» **What the exercise asks**: Wherever a line holds the word "title", copy that line out.

========================

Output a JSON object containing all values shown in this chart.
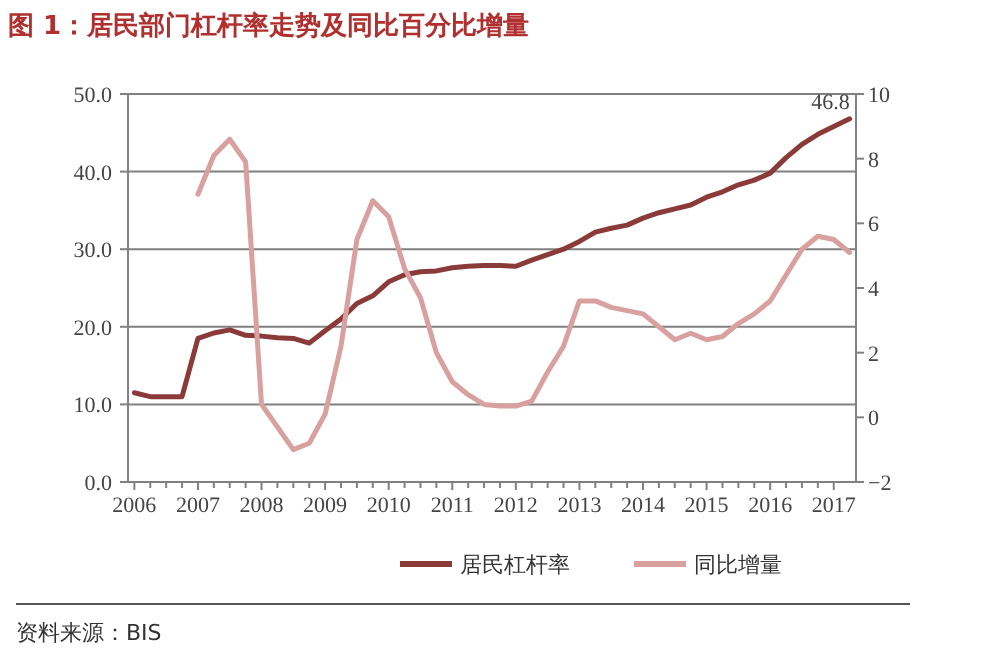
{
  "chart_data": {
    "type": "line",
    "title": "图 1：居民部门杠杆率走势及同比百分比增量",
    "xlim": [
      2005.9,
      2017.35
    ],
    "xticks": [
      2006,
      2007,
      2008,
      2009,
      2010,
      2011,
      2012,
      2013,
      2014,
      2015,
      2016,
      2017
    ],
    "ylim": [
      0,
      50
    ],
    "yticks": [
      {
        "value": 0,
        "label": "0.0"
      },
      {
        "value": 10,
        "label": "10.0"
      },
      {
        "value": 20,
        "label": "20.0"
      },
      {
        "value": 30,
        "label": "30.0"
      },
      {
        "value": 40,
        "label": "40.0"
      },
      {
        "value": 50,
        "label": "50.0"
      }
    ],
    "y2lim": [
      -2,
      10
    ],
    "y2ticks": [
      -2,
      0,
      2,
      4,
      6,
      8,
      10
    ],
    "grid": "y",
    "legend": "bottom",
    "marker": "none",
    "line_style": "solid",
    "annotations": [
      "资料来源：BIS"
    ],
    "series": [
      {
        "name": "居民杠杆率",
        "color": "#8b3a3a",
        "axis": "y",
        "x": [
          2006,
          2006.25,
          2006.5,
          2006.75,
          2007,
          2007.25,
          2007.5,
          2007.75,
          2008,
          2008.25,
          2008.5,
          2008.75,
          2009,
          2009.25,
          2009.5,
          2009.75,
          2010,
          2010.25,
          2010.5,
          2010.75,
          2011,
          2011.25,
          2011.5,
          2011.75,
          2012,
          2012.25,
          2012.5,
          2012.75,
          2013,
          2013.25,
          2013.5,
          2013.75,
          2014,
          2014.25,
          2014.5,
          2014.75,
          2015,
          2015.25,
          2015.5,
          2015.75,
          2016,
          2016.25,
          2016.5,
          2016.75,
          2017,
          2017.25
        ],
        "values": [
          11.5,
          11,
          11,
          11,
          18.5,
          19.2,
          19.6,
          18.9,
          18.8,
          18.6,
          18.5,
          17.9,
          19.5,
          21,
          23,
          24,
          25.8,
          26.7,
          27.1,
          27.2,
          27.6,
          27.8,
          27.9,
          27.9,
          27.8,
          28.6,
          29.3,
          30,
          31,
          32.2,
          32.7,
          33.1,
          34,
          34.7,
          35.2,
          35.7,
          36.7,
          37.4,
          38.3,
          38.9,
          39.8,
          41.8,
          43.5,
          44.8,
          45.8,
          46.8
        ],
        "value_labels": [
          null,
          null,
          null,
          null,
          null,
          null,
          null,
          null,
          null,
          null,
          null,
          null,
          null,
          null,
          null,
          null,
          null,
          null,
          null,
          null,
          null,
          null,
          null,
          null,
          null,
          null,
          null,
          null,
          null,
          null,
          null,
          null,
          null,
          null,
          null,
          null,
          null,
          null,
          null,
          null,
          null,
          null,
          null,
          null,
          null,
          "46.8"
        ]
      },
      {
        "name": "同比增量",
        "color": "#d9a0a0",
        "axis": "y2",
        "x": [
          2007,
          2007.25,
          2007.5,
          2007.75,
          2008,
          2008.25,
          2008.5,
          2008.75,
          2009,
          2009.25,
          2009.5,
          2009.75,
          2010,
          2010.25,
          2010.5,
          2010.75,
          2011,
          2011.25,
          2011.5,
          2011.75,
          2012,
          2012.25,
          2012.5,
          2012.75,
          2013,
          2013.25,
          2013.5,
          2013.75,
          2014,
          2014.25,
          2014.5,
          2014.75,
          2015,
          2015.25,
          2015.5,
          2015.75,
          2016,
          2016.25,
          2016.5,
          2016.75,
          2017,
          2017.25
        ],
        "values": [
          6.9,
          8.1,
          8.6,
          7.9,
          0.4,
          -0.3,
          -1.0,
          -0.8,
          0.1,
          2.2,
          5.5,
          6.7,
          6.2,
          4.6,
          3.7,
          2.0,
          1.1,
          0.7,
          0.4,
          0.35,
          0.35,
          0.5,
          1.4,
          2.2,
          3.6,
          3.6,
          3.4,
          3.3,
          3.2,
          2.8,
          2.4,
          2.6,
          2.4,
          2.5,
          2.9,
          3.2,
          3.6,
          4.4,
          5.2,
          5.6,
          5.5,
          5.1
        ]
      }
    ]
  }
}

========================

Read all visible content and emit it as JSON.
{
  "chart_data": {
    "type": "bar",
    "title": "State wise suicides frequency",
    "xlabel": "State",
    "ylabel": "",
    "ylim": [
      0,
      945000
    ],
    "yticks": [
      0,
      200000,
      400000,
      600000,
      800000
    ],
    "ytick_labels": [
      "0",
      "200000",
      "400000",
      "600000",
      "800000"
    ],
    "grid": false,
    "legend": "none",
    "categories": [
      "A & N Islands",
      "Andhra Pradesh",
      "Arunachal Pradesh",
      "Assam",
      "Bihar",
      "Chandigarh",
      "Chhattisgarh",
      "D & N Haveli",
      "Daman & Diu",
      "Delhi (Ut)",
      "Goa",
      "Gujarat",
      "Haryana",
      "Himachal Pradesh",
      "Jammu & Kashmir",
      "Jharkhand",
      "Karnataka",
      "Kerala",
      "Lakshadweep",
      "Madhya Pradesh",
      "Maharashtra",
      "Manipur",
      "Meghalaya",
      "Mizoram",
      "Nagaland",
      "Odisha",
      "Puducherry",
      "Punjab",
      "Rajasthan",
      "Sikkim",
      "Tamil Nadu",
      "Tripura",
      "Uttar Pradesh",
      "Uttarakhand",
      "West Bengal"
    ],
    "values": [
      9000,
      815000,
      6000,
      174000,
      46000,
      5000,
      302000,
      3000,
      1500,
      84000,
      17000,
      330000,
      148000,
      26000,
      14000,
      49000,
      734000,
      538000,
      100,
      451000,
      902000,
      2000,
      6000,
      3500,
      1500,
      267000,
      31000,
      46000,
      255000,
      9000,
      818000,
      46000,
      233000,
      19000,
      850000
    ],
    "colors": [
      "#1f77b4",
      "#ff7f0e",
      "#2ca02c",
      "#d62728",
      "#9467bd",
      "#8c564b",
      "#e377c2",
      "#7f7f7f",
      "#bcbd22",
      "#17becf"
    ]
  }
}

========================

» **Final result**:
    "title": "图 1：居民部门杠杆率走势及同比百分比增量",
    "title": "State wise suicides frequency",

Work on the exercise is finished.